What is expected:
Examine the entries and show every line in which the word "ECMWF" is found.

Source data:
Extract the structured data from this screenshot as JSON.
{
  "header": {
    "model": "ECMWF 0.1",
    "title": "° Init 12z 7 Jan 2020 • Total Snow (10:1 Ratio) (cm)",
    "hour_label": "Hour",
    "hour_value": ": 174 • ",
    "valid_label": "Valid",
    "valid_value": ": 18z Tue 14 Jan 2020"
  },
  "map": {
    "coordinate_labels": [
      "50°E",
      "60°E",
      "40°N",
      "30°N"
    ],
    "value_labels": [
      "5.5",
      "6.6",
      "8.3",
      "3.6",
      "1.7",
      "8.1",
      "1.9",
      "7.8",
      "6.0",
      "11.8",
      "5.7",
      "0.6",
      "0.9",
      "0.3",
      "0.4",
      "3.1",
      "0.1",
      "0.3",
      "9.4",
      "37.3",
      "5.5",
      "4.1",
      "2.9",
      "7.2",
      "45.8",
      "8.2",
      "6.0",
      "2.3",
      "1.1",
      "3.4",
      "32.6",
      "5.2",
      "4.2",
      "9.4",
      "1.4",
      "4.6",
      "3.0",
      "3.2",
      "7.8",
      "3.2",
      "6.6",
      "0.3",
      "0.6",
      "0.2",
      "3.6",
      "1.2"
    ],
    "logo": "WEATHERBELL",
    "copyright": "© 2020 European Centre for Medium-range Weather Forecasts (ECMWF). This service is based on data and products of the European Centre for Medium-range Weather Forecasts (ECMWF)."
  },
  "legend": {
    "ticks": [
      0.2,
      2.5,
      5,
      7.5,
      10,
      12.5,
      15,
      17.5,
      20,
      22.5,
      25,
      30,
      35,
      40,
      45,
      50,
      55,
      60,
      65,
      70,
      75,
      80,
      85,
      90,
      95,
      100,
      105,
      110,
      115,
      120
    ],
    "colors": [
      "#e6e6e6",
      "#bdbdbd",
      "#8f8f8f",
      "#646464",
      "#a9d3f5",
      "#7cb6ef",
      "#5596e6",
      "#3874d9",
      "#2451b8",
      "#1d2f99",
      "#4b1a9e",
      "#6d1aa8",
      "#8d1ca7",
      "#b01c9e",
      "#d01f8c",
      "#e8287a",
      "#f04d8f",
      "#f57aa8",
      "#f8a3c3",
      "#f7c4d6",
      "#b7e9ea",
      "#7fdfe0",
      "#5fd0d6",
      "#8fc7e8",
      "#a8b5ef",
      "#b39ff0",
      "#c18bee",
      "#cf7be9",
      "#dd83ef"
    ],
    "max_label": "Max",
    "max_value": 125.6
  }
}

Exercise result:
    "model": "ECMWF 0.1",
    "copyright": "© 2020 European Centre for Medium-range Weather Forecasts (ECMWF). This service is based on data and products of the European Centre for Medium-range Weather Forecasts (ECMWF)."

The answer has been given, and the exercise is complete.